* What the exercise asks *
Convert all of the data below into a JSON list of strings, one string per line, omitting any blank lines.

* Layout dataset entries *
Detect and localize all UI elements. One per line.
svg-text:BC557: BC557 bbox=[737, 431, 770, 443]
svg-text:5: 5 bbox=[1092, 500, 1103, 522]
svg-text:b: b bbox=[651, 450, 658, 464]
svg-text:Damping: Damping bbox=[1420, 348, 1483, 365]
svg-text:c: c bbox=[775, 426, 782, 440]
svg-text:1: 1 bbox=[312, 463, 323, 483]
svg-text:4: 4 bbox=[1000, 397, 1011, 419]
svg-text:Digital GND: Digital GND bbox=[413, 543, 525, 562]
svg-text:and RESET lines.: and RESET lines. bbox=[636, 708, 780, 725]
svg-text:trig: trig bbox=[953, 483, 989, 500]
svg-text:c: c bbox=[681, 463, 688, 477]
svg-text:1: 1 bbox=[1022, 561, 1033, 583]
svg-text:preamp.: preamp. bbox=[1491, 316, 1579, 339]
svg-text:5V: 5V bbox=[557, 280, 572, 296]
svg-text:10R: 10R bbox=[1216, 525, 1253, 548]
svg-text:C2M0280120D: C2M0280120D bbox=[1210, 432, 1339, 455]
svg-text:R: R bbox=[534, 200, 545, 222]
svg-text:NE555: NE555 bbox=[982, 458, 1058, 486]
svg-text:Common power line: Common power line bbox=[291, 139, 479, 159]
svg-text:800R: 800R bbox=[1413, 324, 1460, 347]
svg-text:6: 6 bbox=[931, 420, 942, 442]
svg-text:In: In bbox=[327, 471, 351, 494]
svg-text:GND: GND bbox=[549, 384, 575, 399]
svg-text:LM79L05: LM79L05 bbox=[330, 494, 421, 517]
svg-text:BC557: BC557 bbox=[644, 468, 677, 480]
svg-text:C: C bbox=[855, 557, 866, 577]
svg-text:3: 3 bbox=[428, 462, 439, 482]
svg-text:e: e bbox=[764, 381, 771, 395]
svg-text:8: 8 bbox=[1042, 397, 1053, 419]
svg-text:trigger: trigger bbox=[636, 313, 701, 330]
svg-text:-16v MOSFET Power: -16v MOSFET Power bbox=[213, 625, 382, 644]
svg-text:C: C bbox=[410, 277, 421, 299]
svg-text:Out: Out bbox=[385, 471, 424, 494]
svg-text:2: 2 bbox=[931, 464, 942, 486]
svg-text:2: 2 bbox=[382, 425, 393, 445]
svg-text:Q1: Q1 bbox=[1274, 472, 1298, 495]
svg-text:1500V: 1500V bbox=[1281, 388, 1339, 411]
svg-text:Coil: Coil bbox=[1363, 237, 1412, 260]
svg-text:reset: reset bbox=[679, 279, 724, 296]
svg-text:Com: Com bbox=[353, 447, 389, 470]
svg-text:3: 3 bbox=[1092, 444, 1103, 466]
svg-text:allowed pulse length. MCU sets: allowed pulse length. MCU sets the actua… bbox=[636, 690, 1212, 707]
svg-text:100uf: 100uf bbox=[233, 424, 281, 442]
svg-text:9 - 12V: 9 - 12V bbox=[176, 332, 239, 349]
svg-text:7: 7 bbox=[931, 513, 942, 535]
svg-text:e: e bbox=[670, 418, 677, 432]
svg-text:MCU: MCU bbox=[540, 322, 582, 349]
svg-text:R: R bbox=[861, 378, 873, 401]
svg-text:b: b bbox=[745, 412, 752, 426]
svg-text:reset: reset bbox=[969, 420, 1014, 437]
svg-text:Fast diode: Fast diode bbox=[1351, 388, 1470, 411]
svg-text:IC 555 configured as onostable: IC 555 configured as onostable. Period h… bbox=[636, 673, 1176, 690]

* Output for this task *
[
  "Detect and localize all UI elements. One per line.",
  "svg-text:BC557: BC557 bbox=[737, 431, 770, 443]",
  "svg-text:5: 5 bbox=[1092, 500, 1103, 522]",
  "svg-text:b: b bbox=[651, 450, 658, 464]",
  "svg-text:Damping: Damping bbox=[1420, 348, 1483, 365]",
  "svg-text:c: c bbox=[775, 426, 782, 440]",
  "svg-text:1: 1 bbox=[312, 463, 323, 483]",
  "svg-text:4: 4 bbox=[1000, 397, 1011, 419]",
  "svg-text:Digital GND: Digital GND bbox=[413, 543, 525, 562]",
  "svg-text:and RESET lines.: and RESET lines. bbox=[636, 708, 780, 725]",
  "svg-text:trig: trig bbox=[953, 483, 989, 500]",
  "svg-text:c: c bbox=[681, 463, 688, 477]",
  "svg-text:1: 1 bbox=[1022, 561, 1033, 583]",
  "svg-text:preamp.: preamp. bbox=[1491, 316, 1579, 339]",
  "svg-text:5V: 5V bbox=[557, 280, 572, 296]",
  "svg-text:10R: 10R bbox=[1216, 525, 1253, 548]",
  "svg-text:C2M0280120D: C2M0280120D bbox=[1210, 432, 1339, 455]",
  "svg-text:R: R bbox=[534, 200, 545, 222]",
  "svg-text:NE555: NE555 bbox=[982, 458, 1058, 486]",
  "svg-text:Common power line: Common power line bbox=[291, 139, 479, 159]",
  "svg-text:800R: 800R bbox=[1413, 324, 1460, 347]",
  "svg-text:6: 6 bbox=[931, 420, 942, 442]",
  "svg-text:In: In bbox=[327, 471, 351, 494]",
  "svg-text:GND: GND bbox=[549, 384, 575, 399]",
  "svg-text:LM79L05: LM79L05 bbox=[330, 494, 421, 517]",
  "svg-text:BC557: BC557 bbox=[644, 468, 677, 480]",
  "svg-text:C: C bbox=[855, 557, 866, 577]",
  "svg-text:3: 3 bbox=[428, 462, 439, 482]",
  "svg-text:e: e bbox=[764, 381, 771, 395]",
  "svg-text:8: 8 bbox=[1042, 397, 1053, 419]",
  "svg-text:trigger: trigger bbox=[636, 313, 701, 330]",
  "svg-text:-16v MOSFET Power: -16v MOSFET Power bbox=[213, 625, 382, 644]",
  "svg-text:C: C bbox=[410, 277, 421, 299]",
  "svg-text:Out: Out bbox=[385, 471, 424, 494]",
  "svg-text:2: 2 bbox=[931, 464, 942, 486]",
  "svg-text:2: 2 bbox=[382, 425, 393, 445]",
  "svg-text:Q1: Q1 bbox=[1274, 472, 1298, 495]",
  "svg-text:1500V: 1500V bbox=[1281, 388, 1339, 411]",
  "svg-text:Coil: Coil bbox=[1363, 237, 1412, 260]",
  "svg-text:reset: reset bbox=[679, 279, 724, 296]",
  "svg-text:Com: Com bbox=[353, 447, 389, 470]",
  "svg-text:3: 3 bbox=[1092, 444, 1103, 466]",
  "svg-text:allowed pulse length. MCU sets: allowed pulse length. MCU sets the actua… bbox=[636, 690, 1212, 707]",
  "svg-text:100uf: 100uf bbox=[233, 424, 281, 442]",
  "svg-text:9 - 12V: 9 - 12V bbox=[176, 332, 239, 349]",
  "svg-text:7: 7 bbox=[931, 513, 942, 535]",
  "svg-text:e: e bbox=[670, 418, 677, 432]",
  "svg-text:MCU: MCU bbox=[540, 322, 582, 349]",
  "svg-text:R: R bbox=[861, 378, 873, 401]",
  "svg-text:b: b bbox=[745, 412, 752, 426]",
  "svg-text:reset: reset bbox=[969, 420, 1014, 437]",
  "svg-text:Fast diode: Fast diode bbox=[1351, 388, 1470, 411]",
  "svg-text:IC 555 configured as onostable: IC 555 configured as onostable. Period h… bbox=[636, 673, 1176, 690]"
]